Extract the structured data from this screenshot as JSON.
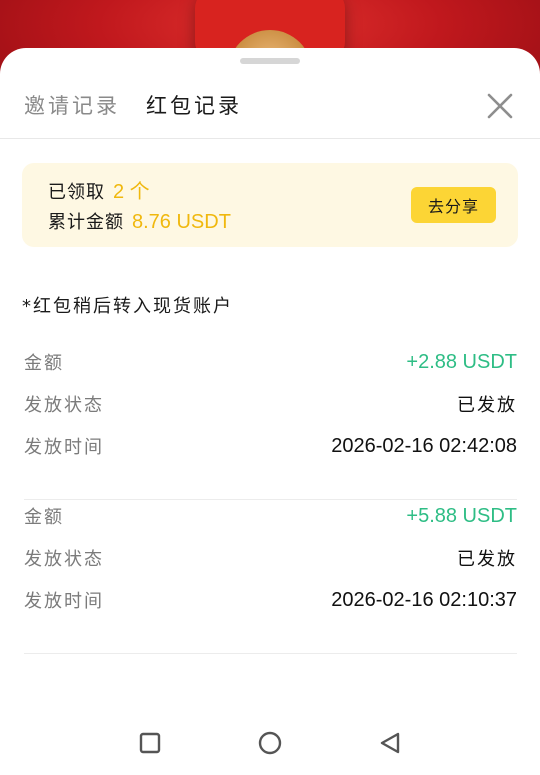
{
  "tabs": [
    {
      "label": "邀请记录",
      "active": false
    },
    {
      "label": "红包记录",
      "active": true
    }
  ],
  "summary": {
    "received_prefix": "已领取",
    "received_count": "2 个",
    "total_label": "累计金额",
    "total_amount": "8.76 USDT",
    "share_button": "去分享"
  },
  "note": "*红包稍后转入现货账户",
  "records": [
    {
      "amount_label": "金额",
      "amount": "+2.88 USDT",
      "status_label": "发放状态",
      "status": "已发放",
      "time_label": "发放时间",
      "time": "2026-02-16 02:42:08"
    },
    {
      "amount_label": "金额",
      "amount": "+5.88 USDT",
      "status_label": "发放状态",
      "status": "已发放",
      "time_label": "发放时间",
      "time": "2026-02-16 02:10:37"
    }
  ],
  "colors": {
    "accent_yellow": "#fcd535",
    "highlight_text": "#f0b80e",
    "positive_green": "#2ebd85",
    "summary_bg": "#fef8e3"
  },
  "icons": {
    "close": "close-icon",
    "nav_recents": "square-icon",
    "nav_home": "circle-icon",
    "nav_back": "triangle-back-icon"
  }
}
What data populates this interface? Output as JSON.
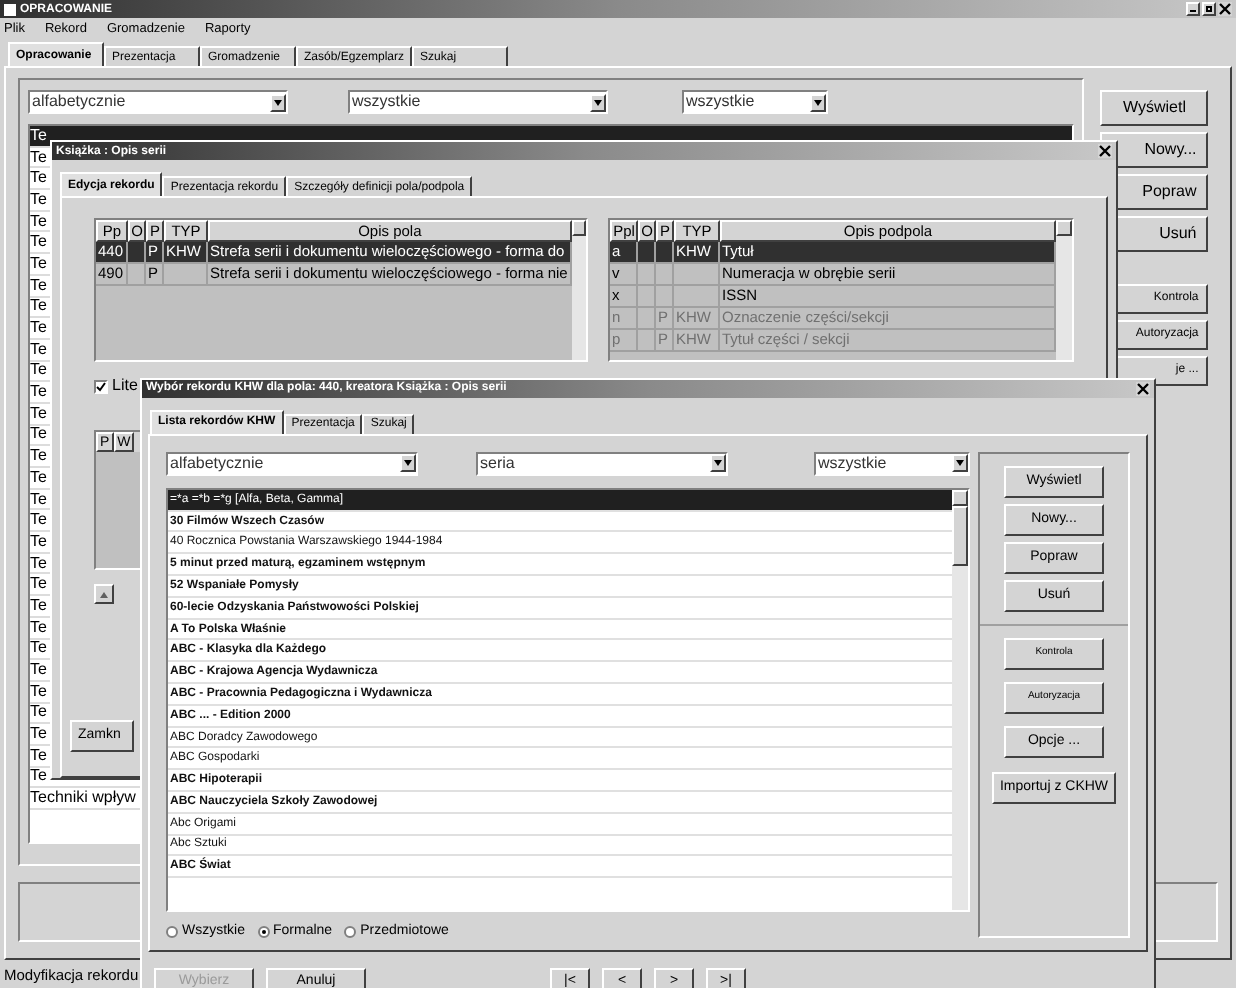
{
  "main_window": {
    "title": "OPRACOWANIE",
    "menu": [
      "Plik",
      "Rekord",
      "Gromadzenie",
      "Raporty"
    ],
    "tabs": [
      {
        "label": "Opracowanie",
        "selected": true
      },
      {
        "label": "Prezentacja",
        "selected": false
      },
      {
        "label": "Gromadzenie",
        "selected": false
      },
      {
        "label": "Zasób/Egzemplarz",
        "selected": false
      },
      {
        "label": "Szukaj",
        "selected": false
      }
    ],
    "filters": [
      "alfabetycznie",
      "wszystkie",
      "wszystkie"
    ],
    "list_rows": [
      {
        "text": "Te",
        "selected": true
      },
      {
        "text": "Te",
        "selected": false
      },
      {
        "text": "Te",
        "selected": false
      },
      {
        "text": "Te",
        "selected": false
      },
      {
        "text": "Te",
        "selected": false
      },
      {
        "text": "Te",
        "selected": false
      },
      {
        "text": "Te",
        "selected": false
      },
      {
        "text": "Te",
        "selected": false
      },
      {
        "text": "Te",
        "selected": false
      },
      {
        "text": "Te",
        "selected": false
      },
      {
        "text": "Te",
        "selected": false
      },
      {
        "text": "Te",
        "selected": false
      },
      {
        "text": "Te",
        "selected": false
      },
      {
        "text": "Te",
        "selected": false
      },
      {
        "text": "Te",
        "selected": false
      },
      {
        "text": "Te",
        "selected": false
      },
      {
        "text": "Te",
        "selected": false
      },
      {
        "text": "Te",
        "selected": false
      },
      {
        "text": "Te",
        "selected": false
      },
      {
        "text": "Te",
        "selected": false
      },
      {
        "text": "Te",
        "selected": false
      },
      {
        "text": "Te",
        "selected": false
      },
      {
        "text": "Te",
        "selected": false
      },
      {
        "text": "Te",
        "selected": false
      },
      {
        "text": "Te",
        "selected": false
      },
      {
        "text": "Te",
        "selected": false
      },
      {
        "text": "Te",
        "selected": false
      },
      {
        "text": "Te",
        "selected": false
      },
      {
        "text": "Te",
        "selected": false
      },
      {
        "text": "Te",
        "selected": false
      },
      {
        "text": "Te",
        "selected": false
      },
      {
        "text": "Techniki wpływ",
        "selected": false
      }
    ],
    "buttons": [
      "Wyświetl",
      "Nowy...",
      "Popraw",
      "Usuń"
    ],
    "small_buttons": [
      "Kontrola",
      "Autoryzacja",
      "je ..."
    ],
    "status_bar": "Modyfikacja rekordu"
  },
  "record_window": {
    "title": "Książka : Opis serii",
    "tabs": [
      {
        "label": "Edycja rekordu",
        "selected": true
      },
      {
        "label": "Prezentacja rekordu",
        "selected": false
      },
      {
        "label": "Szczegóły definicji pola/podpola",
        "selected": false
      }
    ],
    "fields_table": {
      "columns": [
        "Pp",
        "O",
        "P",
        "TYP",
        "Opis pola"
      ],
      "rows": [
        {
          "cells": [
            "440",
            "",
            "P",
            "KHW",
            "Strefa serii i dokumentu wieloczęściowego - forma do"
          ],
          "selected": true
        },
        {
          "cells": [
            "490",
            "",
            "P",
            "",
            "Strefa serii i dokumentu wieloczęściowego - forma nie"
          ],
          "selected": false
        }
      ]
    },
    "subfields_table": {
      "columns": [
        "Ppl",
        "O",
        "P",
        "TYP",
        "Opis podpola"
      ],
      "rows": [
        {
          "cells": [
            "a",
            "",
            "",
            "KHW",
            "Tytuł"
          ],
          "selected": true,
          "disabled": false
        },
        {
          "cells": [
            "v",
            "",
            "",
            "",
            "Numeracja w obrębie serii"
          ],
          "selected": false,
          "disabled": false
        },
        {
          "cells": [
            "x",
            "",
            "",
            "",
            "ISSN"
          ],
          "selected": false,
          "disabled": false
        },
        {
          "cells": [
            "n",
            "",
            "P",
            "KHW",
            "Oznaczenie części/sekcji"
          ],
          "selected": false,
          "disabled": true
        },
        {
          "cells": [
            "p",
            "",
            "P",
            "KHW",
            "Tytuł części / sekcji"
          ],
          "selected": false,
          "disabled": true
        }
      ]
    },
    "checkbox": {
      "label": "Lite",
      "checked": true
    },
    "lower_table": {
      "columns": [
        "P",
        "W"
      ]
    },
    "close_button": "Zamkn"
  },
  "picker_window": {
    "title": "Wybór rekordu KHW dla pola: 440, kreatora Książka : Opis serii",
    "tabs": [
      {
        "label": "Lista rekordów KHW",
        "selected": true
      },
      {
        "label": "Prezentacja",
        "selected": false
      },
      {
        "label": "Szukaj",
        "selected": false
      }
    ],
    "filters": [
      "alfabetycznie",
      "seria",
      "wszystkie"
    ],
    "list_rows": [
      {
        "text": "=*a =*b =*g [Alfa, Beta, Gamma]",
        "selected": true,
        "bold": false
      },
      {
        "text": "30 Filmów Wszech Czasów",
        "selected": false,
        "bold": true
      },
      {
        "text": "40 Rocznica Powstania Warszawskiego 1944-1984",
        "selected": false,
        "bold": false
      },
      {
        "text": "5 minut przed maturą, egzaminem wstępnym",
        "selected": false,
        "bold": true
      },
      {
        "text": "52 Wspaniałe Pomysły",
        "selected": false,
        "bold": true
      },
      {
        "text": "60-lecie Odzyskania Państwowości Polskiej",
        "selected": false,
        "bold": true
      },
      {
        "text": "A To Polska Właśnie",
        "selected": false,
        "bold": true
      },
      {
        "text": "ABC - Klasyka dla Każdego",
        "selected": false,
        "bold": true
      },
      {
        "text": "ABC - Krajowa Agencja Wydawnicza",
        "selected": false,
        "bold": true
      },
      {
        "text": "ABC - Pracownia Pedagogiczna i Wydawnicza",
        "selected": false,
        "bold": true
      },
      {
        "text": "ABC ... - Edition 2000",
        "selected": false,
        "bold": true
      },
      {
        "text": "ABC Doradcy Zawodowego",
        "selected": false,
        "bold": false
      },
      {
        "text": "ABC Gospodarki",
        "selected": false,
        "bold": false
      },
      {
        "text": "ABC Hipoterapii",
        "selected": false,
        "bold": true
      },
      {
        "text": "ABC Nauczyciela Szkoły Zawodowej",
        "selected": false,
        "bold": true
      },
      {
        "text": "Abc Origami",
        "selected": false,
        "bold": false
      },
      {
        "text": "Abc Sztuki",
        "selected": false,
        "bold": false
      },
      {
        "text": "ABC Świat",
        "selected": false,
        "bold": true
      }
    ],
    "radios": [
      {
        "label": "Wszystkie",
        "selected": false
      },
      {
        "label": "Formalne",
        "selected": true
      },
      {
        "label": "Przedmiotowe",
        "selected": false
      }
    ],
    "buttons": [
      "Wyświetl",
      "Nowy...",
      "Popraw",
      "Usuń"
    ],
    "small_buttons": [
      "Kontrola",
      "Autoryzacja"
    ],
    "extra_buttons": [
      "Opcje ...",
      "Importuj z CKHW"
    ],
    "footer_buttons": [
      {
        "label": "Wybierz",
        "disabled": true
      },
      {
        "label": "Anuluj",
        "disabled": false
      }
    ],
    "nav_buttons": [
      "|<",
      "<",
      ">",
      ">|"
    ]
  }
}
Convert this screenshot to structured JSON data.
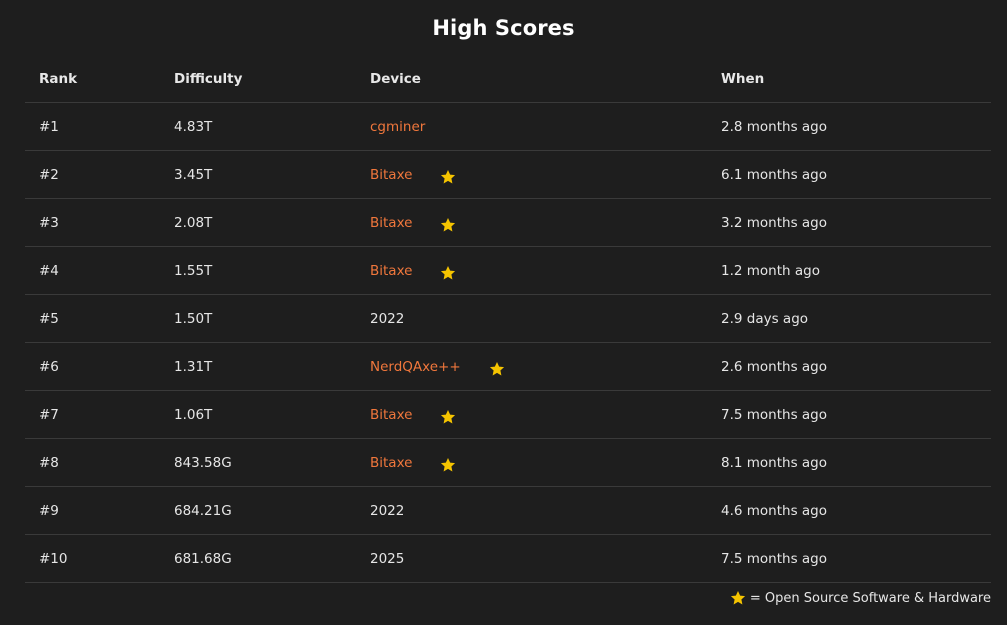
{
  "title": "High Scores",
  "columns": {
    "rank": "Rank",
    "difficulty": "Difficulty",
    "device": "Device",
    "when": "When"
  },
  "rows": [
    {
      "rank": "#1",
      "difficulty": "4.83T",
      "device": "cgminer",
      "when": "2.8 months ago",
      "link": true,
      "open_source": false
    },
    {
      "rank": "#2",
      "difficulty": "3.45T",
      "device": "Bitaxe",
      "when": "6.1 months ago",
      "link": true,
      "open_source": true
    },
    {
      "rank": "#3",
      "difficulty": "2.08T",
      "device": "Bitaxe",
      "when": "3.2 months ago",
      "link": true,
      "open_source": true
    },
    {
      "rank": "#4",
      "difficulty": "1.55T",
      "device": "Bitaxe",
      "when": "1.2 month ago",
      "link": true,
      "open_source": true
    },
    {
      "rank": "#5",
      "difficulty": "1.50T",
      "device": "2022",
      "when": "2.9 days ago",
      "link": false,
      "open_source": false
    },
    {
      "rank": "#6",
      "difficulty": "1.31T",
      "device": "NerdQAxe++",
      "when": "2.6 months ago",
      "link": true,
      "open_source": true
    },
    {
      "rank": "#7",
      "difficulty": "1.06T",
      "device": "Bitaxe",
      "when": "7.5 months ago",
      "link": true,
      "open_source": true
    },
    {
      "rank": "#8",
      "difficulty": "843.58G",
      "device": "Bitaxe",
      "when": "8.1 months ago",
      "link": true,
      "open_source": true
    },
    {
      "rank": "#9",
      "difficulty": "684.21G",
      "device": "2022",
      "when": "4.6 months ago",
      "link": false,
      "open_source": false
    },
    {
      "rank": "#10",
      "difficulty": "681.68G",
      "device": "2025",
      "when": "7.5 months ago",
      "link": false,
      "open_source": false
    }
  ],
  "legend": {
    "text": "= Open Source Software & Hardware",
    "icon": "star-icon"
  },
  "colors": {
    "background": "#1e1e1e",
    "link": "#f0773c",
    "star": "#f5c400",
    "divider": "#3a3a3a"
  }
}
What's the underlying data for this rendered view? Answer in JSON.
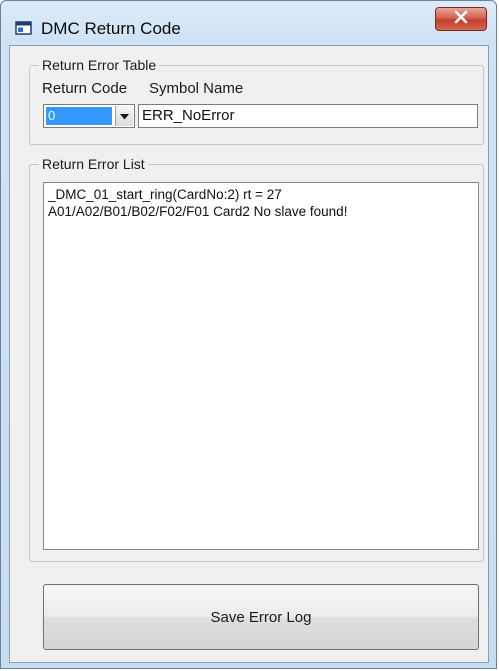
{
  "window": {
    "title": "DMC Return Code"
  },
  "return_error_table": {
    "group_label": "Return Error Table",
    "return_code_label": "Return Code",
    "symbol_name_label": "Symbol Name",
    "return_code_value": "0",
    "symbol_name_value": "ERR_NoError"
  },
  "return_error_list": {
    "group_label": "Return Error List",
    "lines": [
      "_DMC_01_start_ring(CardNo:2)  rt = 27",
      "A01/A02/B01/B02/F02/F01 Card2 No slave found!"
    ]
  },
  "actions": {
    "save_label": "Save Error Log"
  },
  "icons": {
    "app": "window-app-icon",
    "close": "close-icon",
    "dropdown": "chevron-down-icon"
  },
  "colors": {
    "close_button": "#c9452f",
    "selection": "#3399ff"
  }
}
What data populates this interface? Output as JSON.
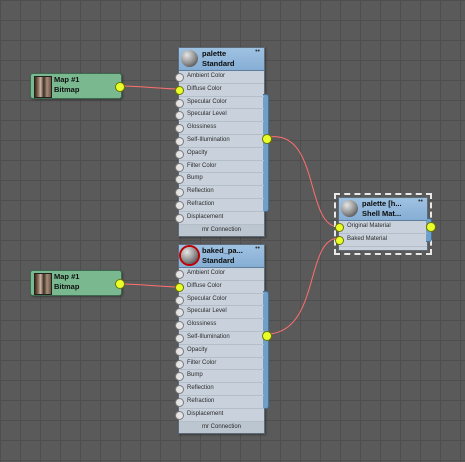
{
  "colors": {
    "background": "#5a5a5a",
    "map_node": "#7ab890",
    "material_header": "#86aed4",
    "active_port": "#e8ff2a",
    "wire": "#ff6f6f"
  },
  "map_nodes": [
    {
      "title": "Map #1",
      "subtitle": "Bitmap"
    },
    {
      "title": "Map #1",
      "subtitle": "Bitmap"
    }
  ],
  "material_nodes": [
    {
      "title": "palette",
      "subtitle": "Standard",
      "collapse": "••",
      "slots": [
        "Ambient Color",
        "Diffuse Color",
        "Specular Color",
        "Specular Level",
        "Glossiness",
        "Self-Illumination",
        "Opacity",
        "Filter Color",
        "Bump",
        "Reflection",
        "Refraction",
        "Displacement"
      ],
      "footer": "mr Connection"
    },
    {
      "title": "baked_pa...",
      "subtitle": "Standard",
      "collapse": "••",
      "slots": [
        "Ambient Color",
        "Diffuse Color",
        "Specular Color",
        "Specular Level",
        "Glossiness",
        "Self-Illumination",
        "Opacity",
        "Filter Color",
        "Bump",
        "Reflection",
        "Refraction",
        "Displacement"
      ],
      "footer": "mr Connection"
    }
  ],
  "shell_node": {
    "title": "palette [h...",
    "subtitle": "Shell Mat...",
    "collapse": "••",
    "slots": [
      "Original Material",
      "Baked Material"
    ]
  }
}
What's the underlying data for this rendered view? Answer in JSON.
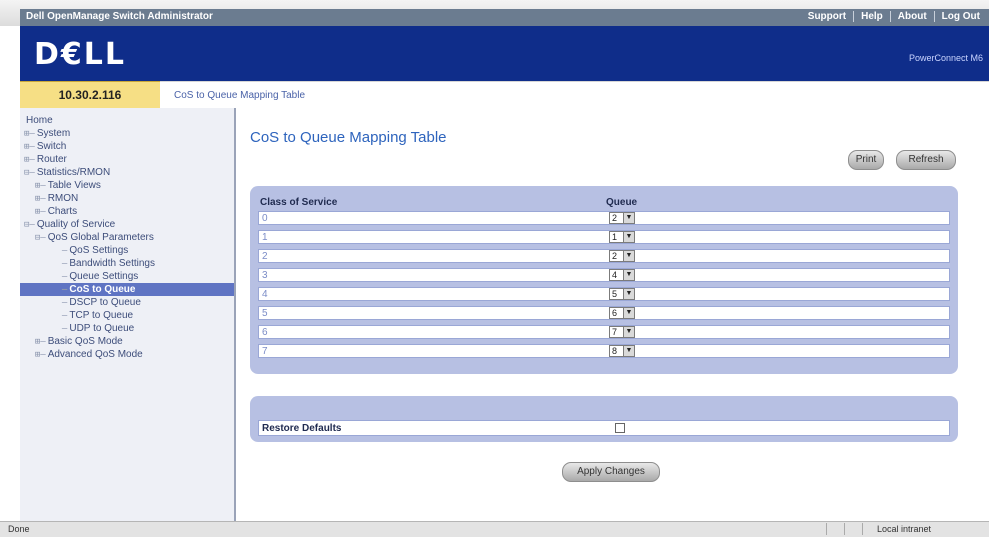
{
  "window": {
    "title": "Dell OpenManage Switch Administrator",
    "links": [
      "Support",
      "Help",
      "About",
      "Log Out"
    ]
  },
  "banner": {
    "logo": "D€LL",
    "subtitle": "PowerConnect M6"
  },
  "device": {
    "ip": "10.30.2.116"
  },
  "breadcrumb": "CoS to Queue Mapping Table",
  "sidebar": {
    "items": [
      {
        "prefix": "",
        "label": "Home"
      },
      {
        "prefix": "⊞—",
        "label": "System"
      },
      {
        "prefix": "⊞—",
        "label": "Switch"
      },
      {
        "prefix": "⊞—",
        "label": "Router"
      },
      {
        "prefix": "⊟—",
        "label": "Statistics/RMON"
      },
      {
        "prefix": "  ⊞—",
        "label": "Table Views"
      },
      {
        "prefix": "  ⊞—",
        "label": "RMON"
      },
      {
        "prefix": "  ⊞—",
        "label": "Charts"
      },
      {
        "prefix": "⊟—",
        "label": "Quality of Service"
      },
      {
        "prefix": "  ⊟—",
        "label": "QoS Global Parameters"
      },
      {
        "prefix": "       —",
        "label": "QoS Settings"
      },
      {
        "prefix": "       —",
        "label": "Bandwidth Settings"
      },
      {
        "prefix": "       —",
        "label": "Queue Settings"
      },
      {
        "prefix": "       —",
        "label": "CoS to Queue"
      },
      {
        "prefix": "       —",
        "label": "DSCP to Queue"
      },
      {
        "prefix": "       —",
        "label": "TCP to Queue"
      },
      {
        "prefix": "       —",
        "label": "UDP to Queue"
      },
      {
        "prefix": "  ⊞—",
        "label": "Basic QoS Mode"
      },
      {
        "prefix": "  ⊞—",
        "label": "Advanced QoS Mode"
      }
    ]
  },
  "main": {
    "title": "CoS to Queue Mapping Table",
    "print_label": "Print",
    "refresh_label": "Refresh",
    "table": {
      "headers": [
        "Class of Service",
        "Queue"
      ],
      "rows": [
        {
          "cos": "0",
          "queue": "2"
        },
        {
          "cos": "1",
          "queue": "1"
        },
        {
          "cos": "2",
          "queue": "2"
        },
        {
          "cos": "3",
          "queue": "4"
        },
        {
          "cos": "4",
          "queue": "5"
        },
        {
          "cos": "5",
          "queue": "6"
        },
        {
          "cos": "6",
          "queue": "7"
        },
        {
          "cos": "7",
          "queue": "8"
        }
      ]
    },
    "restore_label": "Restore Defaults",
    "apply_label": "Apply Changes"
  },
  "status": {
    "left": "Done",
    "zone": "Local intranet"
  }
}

- - - - -

**Do this**: Find each line holding the word "serii" and copy it.

**Exercise solution**:
    "title": "Książka : Opis serii",
            "Strefa serii i dokumentu wieloczęściowego - forma do"
            "Strefa serii i dokumentu wieloczęściowego - forma nie"
            "Numeracja w obrębie serii"
    "title": "Wybór rekordu KHW dla pola: 440, kreatora Książka : Opis serii",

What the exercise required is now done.